* [AIM OF THE EXERCISE]: Show only lines that include "image".

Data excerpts

═══

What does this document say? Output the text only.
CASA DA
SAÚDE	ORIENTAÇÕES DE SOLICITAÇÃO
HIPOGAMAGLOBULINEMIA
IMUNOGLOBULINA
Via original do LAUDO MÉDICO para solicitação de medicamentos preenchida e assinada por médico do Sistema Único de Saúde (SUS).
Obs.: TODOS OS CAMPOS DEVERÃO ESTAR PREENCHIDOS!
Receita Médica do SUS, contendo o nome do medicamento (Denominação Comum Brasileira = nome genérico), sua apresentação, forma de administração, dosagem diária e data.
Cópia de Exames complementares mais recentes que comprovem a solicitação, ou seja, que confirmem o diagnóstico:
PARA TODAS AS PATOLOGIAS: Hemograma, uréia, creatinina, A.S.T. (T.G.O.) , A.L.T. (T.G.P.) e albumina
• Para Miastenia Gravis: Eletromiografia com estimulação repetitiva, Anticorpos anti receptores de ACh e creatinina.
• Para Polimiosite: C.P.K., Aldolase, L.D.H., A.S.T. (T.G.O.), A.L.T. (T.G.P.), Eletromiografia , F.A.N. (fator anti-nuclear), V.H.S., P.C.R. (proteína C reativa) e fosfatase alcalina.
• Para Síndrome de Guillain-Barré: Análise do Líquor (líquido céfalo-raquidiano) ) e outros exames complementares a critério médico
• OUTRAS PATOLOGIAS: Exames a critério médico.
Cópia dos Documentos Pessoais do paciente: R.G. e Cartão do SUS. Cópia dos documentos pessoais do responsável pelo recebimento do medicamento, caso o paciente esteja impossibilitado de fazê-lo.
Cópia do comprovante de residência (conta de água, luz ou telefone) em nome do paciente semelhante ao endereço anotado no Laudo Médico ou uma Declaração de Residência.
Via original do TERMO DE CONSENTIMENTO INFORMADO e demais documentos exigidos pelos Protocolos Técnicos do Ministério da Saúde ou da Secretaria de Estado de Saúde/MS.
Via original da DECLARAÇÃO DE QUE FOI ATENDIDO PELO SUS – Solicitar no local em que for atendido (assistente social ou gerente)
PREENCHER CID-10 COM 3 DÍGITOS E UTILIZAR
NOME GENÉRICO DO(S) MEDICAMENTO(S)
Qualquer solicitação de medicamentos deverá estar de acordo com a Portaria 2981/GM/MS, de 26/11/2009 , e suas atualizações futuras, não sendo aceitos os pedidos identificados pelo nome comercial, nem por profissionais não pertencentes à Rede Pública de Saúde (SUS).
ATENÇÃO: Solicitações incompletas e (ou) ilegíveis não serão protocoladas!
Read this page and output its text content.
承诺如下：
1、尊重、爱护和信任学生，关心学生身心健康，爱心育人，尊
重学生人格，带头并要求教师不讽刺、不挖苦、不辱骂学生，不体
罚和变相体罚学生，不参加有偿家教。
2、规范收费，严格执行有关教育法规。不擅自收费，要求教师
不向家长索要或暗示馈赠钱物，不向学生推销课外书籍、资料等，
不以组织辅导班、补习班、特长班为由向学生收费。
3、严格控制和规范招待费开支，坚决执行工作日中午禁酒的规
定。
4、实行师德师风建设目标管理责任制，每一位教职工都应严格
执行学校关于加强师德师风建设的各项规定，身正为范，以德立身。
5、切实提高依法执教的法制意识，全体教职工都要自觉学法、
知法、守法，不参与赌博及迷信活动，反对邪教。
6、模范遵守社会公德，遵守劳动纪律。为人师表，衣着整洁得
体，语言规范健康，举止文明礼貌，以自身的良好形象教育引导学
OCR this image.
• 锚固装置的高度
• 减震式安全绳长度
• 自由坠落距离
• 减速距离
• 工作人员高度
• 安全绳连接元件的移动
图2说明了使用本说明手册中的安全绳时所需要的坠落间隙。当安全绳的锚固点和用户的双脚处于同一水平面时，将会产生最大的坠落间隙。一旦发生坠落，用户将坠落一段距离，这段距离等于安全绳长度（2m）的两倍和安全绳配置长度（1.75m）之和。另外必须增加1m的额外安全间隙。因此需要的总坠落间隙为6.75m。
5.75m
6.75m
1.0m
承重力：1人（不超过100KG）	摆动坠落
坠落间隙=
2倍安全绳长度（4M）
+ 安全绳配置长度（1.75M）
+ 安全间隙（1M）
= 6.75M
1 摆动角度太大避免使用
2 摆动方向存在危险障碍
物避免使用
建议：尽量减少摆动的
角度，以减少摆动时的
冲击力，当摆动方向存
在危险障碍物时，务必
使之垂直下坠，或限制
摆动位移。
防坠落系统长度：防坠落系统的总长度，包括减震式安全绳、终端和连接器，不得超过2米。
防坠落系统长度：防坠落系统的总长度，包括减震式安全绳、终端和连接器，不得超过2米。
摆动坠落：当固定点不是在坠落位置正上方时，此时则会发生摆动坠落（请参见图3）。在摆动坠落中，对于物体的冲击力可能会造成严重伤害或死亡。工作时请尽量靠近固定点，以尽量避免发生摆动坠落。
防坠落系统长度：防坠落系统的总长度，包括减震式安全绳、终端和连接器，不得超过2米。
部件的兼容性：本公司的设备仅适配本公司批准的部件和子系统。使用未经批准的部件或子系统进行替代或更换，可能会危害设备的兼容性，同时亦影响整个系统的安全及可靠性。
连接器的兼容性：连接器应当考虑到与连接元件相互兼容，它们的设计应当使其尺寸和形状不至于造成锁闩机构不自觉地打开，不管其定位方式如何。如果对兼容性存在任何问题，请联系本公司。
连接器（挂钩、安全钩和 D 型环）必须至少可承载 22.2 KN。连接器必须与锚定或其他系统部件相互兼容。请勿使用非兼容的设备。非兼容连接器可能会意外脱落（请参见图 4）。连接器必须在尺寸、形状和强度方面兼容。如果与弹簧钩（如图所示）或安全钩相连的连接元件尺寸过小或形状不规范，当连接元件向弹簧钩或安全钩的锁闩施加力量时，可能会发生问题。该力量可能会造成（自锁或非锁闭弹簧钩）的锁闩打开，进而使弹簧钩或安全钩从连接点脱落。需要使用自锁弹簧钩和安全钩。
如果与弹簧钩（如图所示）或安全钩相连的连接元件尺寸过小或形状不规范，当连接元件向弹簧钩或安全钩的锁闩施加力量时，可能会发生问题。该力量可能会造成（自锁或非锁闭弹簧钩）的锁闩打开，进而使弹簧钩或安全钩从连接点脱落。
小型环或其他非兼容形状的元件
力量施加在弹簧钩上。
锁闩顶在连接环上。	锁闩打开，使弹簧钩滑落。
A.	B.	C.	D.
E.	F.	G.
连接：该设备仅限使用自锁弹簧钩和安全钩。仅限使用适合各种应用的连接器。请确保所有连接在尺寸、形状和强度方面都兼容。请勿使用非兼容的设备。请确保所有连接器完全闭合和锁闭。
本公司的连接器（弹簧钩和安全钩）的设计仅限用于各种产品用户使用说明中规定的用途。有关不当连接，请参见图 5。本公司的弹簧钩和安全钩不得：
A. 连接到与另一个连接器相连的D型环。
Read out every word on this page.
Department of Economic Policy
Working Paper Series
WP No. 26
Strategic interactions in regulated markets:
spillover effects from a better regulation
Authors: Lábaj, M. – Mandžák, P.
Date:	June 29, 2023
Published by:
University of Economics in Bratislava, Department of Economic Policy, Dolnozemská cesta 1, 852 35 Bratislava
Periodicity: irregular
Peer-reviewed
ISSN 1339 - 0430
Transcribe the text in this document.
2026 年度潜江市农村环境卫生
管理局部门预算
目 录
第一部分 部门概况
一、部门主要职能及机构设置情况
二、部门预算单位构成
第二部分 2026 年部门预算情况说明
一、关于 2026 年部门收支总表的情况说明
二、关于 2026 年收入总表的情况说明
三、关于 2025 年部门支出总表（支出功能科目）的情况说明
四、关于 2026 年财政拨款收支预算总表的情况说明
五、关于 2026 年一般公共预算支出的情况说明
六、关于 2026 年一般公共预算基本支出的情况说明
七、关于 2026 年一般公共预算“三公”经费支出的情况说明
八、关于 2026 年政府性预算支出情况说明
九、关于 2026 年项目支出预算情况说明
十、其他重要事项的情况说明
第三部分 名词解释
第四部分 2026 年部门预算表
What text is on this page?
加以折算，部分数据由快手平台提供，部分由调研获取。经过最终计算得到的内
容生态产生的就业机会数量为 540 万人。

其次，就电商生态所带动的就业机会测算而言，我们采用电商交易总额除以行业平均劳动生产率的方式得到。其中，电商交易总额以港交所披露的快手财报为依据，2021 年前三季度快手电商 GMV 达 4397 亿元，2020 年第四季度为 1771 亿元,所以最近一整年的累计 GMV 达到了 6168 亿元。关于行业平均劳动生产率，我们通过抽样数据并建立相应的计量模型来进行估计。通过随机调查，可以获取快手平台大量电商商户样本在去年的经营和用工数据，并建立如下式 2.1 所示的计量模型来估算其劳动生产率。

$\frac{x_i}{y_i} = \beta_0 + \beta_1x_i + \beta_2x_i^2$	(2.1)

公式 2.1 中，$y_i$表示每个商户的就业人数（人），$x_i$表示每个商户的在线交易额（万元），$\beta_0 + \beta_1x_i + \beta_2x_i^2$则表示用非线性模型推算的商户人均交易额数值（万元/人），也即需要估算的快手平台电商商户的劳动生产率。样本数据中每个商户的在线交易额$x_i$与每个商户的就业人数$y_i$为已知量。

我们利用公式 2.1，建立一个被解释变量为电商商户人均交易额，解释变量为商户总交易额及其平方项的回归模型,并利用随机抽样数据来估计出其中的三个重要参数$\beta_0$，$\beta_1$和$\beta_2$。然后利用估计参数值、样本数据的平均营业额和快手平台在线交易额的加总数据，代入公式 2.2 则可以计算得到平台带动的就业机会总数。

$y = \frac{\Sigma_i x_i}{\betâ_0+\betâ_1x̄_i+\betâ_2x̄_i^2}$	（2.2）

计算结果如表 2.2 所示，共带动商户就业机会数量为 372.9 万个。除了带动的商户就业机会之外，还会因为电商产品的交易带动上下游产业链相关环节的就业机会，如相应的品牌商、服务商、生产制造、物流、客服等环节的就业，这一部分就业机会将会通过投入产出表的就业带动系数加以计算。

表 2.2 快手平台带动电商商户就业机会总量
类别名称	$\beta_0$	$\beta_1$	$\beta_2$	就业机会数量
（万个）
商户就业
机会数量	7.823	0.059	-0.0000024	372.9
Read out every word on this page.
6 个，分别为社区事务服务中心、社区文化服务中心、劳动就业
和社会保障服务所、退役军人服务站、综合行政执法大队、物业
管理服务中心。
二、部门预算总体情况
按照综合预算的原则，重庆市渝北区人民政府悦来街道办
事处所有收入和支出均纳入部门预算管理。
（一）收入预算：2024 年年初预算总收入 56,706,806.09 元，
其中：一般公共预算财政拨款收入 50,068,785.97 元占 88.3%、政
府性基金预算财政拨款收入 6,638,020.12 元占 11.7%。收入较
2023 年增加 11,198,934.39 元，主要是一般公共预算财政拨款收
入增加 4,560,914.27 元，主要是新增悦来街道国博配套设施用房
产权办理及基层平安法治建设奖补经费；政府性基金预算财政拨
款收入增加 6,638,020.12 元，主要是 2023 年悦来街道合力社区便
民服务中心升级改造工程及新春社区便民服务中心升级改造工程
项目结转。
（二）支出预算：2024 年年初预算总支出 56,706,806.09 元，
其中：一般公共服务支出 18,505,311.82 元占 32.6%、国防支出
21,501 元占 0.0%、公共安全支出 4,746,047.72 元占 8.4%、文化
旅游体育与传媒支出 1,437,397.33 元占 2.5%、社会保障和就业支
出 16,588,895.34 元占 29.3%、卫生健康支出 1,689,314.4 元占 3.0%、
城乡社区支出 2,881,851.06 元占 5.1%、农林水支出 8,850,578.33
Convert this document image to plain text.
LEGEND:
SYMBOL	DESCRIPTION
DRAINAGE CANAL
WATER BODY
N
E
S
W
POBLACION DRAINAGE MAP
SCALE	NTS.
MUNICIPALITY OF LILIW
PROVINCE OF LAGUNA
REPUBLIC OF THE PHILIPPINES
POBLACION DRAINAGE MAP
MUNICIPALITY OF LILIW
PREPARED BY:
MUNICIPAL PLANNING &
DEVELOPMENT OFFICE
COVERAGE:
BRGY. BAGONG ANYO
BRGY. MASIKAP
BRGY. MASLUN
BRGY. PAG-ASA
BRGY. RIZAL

═══

* [RESULT OF THIS TASK]:
OCR this image.
Convert this document image to plain text.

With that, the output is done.